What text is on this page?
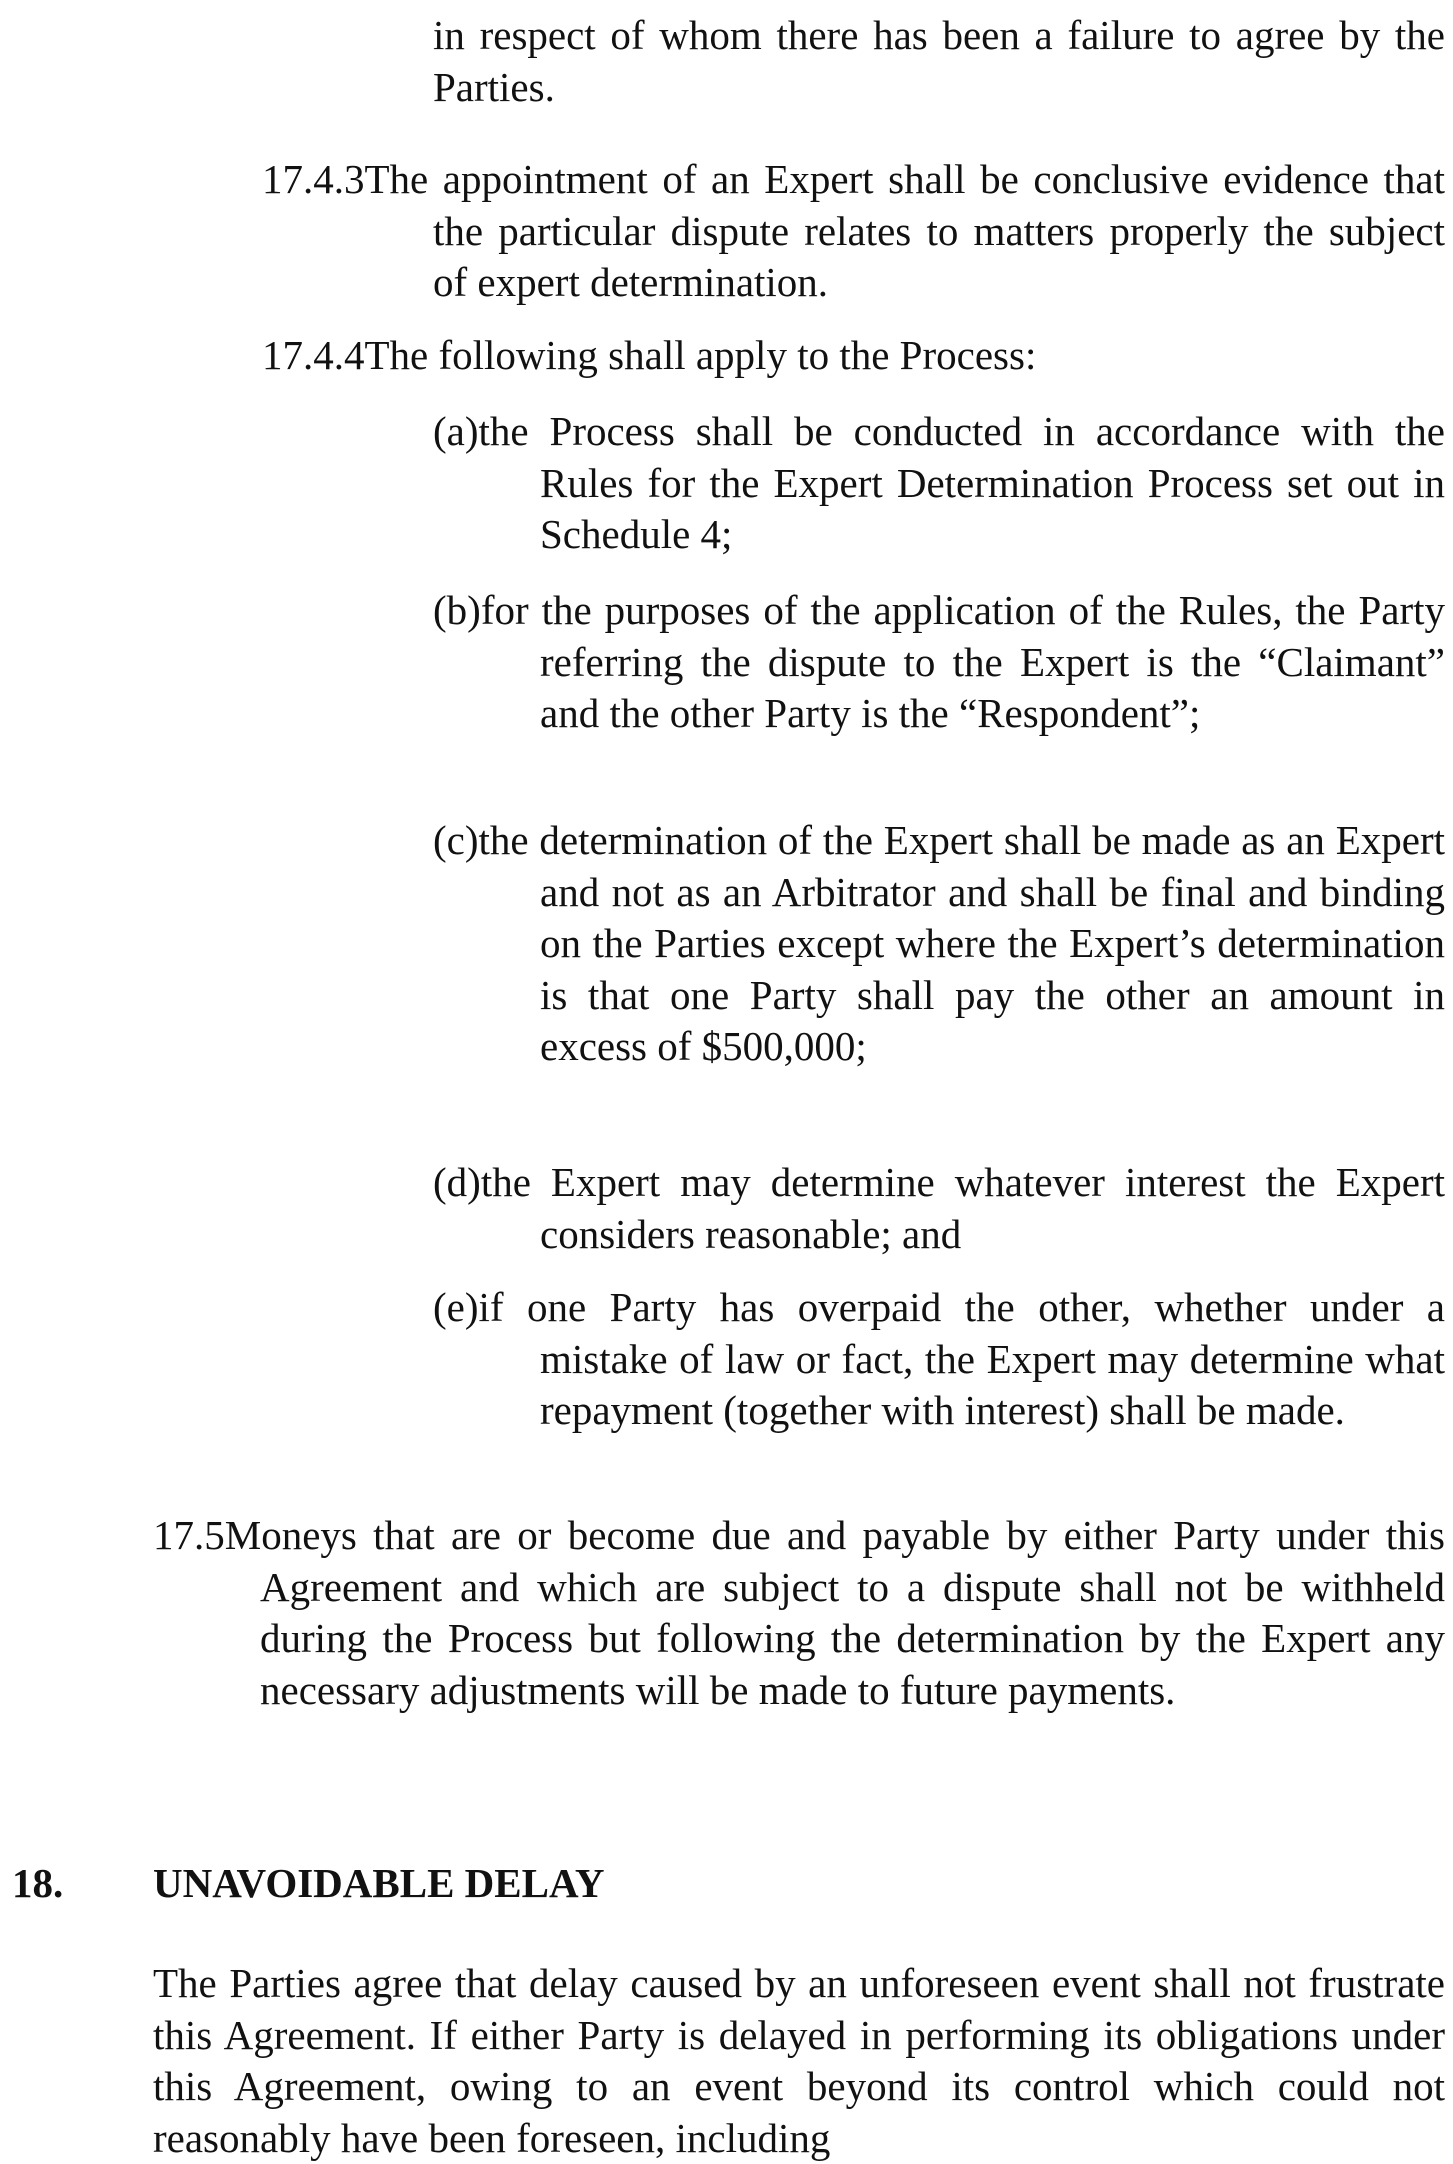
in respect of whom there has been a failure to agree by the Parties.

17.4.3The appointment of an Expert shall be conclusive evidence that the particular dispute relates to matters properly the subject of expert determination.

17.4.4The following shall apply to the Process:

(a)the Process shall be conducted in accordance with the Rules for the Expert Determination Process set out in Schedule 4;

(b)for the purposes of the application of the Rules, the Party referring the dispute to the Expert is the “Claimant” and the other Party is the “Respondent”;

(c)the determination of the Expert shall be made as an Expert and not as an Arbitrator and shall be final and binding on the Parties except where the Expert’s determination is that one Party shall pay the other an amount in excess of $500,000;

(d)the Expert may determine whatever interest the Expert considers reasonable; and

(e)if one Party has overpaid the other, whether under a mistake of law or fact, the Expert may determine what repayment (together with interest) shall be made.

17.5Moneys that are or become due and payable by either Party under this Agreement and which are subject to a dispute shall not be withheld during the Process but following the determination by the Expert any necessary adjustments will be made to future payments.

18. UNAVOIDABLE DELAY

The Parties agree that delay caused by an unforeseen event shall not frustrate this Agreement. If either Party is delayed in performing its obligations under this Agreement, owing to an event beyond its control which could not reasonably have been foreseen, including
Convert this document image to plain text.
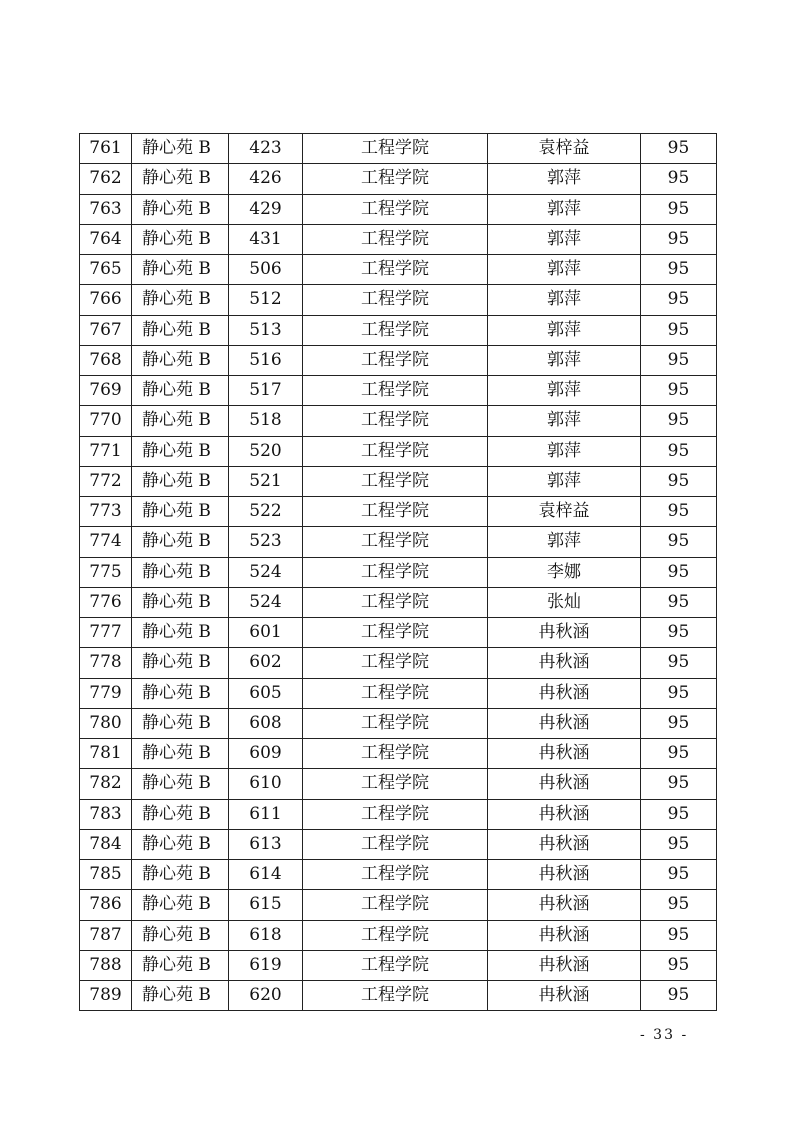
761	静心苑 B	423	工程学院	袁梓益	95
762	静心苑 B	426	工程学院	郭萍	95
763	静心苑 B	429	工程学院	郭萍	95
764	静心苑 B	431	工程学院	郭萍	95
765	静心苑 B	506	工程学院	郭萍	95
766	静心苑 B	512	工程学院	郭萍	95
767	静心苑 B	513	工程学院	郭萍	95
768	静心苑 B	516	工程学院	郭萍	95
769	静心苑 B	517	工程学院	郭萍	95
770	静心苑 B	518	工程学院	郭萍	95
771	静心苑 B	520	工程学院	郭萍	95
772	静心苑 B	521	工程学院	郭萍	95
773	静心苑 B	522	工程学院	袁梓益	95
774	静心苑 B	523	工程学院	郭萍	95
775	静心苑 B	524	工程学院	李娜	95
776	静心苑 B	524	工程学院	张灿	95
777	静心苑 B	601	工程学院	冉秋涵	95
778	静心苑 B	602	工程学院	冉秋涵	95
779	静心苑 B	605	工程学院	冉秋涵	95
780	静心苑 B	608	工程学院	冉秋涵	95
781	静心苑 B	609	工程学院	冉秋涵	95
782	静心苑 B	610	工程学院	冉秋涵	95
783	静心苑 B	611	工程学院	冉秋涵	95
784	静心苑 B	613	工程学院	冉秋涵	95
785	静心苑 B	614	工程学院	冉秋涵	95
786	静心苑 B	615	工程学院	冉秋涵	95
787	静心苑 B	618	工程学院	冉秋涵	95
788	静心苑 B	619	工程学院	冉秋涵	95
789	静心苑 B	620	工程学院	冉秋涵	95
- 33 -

____________________

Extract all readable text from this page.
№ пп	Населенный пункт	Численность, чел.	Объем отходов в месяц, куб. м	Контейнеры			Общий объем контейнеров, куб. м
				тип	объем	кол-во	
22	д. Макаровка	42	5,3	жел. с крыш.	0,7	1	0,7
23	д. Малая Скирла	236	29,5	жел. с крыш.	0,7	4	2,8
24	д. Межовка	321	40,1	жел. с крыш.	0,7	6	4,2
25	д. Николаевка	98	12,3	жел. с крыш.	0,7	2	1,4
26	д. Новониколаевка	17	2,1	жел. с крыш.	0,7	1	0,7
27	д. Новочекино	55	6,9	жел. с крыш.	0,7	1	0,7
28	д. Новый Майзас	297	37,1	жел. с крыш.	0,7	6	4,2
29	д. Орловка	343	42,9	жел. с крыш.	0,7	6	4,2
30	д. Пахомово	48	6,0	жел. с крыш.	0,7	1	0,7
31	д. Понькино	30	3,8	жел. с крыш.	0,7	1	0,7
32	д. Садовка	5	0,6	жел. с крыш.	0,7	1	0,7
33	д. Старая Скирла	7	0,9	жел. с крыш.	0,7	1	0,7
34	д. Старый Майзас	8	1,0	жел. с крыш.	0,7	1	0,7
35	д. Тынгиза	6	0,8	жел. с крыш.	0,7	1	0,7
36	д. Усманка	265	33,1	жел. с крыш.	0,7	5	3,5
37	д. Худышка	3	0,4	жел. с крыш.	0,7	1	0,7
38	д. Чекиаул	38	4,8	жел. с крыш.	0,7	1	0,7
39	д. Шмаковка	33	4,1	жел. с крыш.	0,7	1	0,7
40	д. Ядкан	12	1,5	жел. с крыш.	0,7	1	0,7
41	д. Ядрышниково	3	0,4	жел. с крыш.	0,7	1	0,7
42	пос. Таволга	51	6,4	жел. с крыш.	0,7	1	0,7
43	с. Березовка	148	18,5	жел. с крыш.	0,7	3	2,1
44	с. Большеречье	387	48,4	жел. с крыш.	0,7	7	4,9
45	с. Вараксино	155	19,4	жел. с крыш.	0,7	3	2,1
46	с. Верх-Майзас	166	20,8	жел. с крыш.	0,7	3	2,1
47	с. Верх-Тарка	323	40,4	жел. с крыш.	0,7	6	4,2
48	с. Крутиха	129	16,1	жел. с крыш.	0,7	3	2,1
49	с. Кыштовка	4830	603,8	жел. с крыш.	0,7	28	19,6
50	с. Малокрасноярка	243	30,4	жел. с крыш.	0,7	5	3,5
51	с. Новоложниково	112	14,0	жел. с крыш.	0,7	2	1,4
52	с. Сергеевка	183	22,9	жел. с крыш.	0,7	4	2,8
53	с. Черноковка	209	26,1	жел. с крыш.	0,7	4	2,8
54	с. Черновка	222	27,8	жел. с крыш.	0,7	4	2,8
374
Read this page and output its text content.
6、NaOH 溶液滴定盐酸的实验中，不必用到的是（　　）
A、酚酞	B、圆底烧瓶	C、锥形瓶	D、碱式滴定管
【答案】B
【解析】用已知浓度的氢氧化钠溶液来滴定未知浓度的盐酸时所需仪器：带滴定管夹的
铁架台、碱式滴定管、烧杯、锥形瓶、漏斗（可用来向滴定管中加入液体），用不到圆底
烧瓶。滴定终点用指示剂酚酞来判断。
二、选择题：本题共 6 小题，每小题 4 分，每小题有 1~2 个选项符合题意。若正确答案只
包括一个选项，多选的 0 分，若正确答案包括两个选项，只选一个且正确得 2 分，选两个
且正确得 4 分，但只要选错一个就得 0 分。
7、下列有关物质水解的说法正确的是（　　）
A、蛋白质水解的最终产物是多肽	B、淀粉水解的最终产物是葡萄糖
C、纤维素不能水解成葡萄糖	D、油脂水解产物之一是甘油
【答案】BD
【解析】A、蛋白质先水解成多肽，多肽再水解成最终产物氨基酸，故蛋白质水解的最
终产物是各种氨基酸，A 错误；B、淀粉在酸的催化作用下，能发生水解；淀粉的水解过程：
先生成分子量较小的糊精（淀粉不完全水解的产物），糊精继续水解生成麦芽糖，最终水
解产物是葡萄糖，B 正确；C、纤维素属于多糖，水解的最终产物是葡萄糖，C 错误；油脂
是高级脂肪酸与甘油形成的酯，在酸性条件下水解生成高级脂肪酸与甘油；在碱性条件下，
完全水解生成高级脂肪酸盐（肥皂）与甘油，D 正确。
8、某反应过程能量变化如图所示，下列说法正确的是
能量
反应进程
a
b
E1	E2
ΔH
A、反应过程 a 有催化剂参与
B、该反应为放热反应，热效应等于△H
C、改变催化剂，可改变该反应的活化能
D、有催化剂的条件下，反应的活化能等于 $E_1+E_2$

____________________

PROBLEM TO SOLVE
Find every line in the records above that holds the word "shall", and copy each one.

EXPECTED OUTPUT
17.4.3The appointment of an Expert shall be conclusive evidence that the particular dispute relates to matters properly the subject of expert determination.
17.4.4The following shall apply to the Process:
(a)the Process shall be conducted in accordance with the Rules for the Expert Determination Process set out in Schedule 4;
(c)the determination of the Expert shall be made as an Expert and not as an Arbitrator and shall be final and binding on the Parties except where the Expert’s determination is that one Party shall pay the other an amount in excess of $500,000;
(e)if one Party has overpaid the other, whether under a mistake of law or fact, the Expert may determine what repayment (together with interest) shall be made.
17.5Moneys that are or become due and payable by either Party under this Agreement and which are subject to a dispute shall not be withheld during the Process but following the determination by the Expert any necessary adjustments will be made to future payments.
The Parties agree that delay caused by an unforeseen event shall not frustrate this Agreement. If either Party is delayed in performing its obligations under this Agreement, owing to an event beyond its control which could not reasonably have been foreseen, including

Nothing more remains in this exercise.